#### [DOCUMENT]
** START **
One of the first records I ever bought was Mothers Milk by RHCP. When I was 12 and on my way to Vaucluse Catholic Girls college in Richmond, the RHCP got on our tram. They walked right up to me and talked with me for 5 minutes before getting off a few stops later… so weird to think about that, cut to The Distillers opening for them in German stadiums 12 years later. They actually remembered our encounter. Fucking weird mate.
I hated everyone and everything after that-- I got into Nirvana, Hole, Mudhoney, and Sonic Youth, and then I started going to All-Ages shows in
Melbourne. The bands I loved the most were The Meanies, Tumbleweed and the Hard-Ons.
Then, flares and ripped band t-shirts were the fash. Eventually I started working at Friends of the Earth when I was a 12-year-old hippy/anarchist. That was a Co-op that my parents shopped at. I bought my first item of clothing with the money I had earned; vintage orange and brown flares, which I wore to death to every Tumbleweed and Meanies All-Ages shows I ever attended in Melbourne.
Then it evolved to Dead Kennedys and Kyuss t-shirts. That's right, Kyuss... they were my favorite band. I also wore Levi's jeans, one pair at a time until there was NOTHING left!
After that, thanks to Courtney Love, it was 1940's tea dresses, nighties, and ripped fishnets worn with shitty, op-shop high heels and Chuck Taylors.
After that, I got into Discharge, The Exploited, Cock Sparrer, Oi Polloi and Last Resort. I got beat up by two street girls in the city wearing Bon Jovi t-shirts, and they fractured my arm... I was so pissed I shaved my head the next day into a Chelsea haircut and I dyed it blue. Also by now I could afford to buy real vintage stuff with the money I made from my jobs, and I also bought my own Docs and any op-shop find, especially plaid mini-skirts.
So my look was Courtney Love meets Skinhead. A lot of tops had to have the “Courtney Love white collar.” Then when I was 17 years old I saw “Betty Blue” (the film), and that changed everything-- I wanted black hair in a choppy bob. Black hair became my favorite thing! I got into do wop music and started cleaning up my look; black hair, up in a high ponytail with long side burns and big hoop earrings, Revlon Color Stay in Berry Red, black liquid eyeliner and Creepers-- plaid Creepers. Mini-skirts. Bomber jackets.
** END **
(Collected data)
** START **
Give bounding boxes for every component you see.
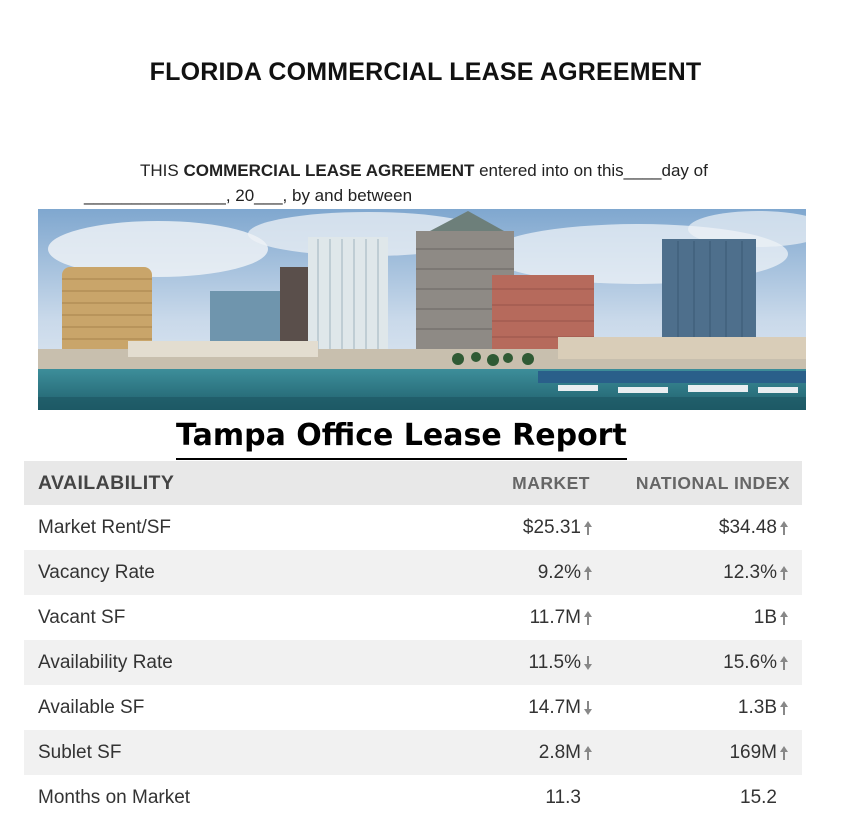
trend-up-icon [780, 565, 790, 580]
national-value: 15.6% [594, 652, 802, 674]
intro-prefix: THIS [140, 161, 184, 180]
row-label: Months on Market [38, 786, 191, 808]
report-title: Tampa Office Lease Report [176, 416, 627, 460]
trend-up-icon [584, 520, 594, 535]
national-value-text: 15.2 [740, 786, 777, 808]
market-value: 14.7M [404, 697, 594, 719]
table-row: Vacancy Rate 9.2% 12.3% [24, 550, 802, 595]
trend-up-icon [584, 565, 594, 580]
table-row: Availability Rate 11.5% 15.6% [24, 640, 802, 685]
row-label: Market Rent/SF [38, 516, 172, 538]
market-value-text: 2.8M [538, 741, 581, 763]
table-row: Months on Market 11.3 15.2 [24, 775, 802, 820]
market-value: 11.5% [404, 652, 594, 674]
market-value: 11.3 [404, 787, 594, 809]
trend-up-icon [780, 745, 790, 760]
national-value-text: 169M [729, 741, 777, 763]
national-value: 1B [594, 607, 802, 629]
national-value: 1.3B [594, 697, 802, 719]
national-value-text: $34.48 [718, 516, 777, 538]
trend-up-icon [780, 610, 790, 625]
market-value-text: 14.7M [528, 696, 581, 718]
tampa-skyline-photo [38, 209, 806, 410]
national-value-text: 1B [753, 606, 777, 628]
availability-table: AVAILABILITY MARKET NATIONAL INDEX Marke… [24, 461, 802, 820]
market-value: 9.2% [404, 562, 594, 584]
market-value: $25.31 [404, 517, 594, 539]
table-row: Market Rent/SF $25.31 $34.48 [24, 505, 802, 550]
national-value: 12.3% [594, 562, 802, 584]
skyline-illustration [38, 209, 806, 410]
row-label: Vacancy Rate [38, 561, 155, 583]
national-value-text: 15.6% [723, 651, 777, 673]
market-value: 11.7M [404, 607, 594, 629]
row-label: Vacant SF [38, 606, 126, 628]
header-availability: AVAILABILITY [38, 471, 175, 494]
trend-up-icon [780, 520, 790, 535]
market-value: 2.8M [404, 742, 594, 764]
intro-suffix: entered into on this____day of [474, 161, 708, 180]
row-label: Available SF [38, 696, 145, 718]
trend-up-icon [780, 700, 790, 715]
trend-up-icon [584, 610, 594, 625]
market-value-text: 11.5% [528, 651, 581, 673]
intro-paragraph: THIS COMMERCIAL LEASE AGREEMENT entered … [84, 158, 804, 208]
header-market: MARKET [512, 472, 590, 493]
intro-bold: COMMERCIAL LEASE AGREEMENT [183, 161, 475, 180]
national-value-text: 12.3% [723, 561, 777, 583]
intro-line-2: _______________, 20___, by and between [84, 186, 413, 205]
market-value-text: 9.2% [537, 561, 581, 583]
table-row: Sublet SF 2.8M 169M [24, 730, 802, 775]
national-value: 15.2 [594, 787, 802, 809]
table-header: AVAILABILITY MARKET NATIONAL INDEX [24, 461, 802, 505]
row-label: Sublet SF [38, 741, 122, 763]
market-value-text: $25.31 [522, 516, 581, 538]
trend-up-icon [584, 745, 594, 760]
row-label: Availability Rate [38, 651, 173, 673]
intro-line-1: THIS COMMERCIAL LEASE AGREEMENT entered … [84, 158, 804, 183]
trend-down-icon [584, 655, 594, 670]
table-row: Available SF 14.7M 1.3B [24, 685, 802, 730]
national-value-text: 1.3B [737, 696, 777, 718]
header-national-index: NATIONAL INDEX [635, 472, 790, 493]
national-value: $34.48 [594, 517, 802, 539]
national-value: 169M [594, 742, 802, 764]
table-body: Market Rent/SF $25.31 $34.48 Vacancy Rate 9.… [24, 505, 802, 820]
market-value-text: 11.3 [545, 786, 581, 808]
trend-up-icon [780, 655, 790, 670]
trend-down-icon [584, 700, 594, 715]
market-value-text: 11.7M [529, 606, 581, 628]
table-row: Vacant SF 11.7M 1B [24, 595, 802, 640]
document-title: FLORIDA COMMERCIAL LEASE AGREEMENT [149, 58, 702, 86]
** END **
#### [REQUIRED TASKS]
1. Answer these questions about the music and fashion text:
(a) What was one of the first records the writer bought?
(b) Where did the writer start working at age 12?
(c) Which film did the writer see at 17?
2. Please recast the listing as a Markdown table with the columns Row and Entry, from the line with "trend-up-icon [780, 565, 790, 580]" to the line with "skyline-illustration [38, 209, 806, 410]", both included. Number the rows and leave out blank lines.

#### [ANSWERS PROVIDED]
1.
(a) Mothers Milk by RHCP
(b) Friends of the Earth
(c) "Betty Blue"

2.
| Row | Entry |
|---|---|
| 1 | trend-up-icon [780, 565, 790, 580] |
| 2 | national-value: 15.6% [594, 652, 802, 674] |
| 3 | intro-prefix: THIS [140, 161, 184, 180] |
| 4 | row-label: Months on Market [38, 786, 191, 808] |
| 5 | report-title: Tampa Office Lease Report [176, 416, 627, 460] |
| 6 | trend-up-icon [584, 520, 594, 535] |
| 7 | national-value-text: 15.2 [740, 786, 777, 808] |
| 8 | market-value: 14.7M [404, 697, 594, 719] |
| 9 | table-row: Vacancy Rate 9.2% 12.3% [24, 550, 802, 595] |
| 10 | trend-up-icon [584, 565, 594, 580] |
| 11 | table-row: Availability Rate 11.5% 15.6% [24, 640, 802, 685] |
| 12 | row-label: Market Rent/SF [38, 516, 172, 538] |
| 13 | market-value-text: 2.8M [538, 741, 581, 763] |
| 14 | table-row: Months on Market 11.3 15.2 [24, 775, 802, 820] |
| 15 | market-value: 11.5% [404, 652, 594, 674] |
| 16 | market-value: 11.3 [404, 787, 594, 809] |
| 17 | trend-up-icon [780, 745, 790, 760] |
| 18 | national-value-text: 169M [729, 741, 777, 763] |
| 19 | national-value: 1B [594, 607, 802, 629] |
| 20 | national-value: 1.3B [594, 697, 802, 719] |
| 21 | national-value-text: $34.48 [718, 516, 777, 538] |
| 22 | trend-up-icon [780, 610, 790, 625] |
| 23 | market-value-text: 14.7M [528, 696, 581, 718] |
| 24 | tampa-skyline-photo [38, 209, 806, 410] |
| 25 | national-value-text: 1B [753, 606, 777, 628] |
| 26 | availability-table: AVAILABILITY MARKET NATIONAL INDEX Marke… [24, 461, 802, 820] |
| 27 | market-value: 9.2% [404, 562, 594, 584] |
| 28 | market-value: $25.31 [404, 517, 594, 539] |
| 29 | table-row: Market Rent/SF $25.31 $34.48 [24, 505, 802, 550] |
| 30 | national-value: 12.3% [594, 562, 802, 584] |
| 31 | skyline-illustration [38, 209, 806, 410] |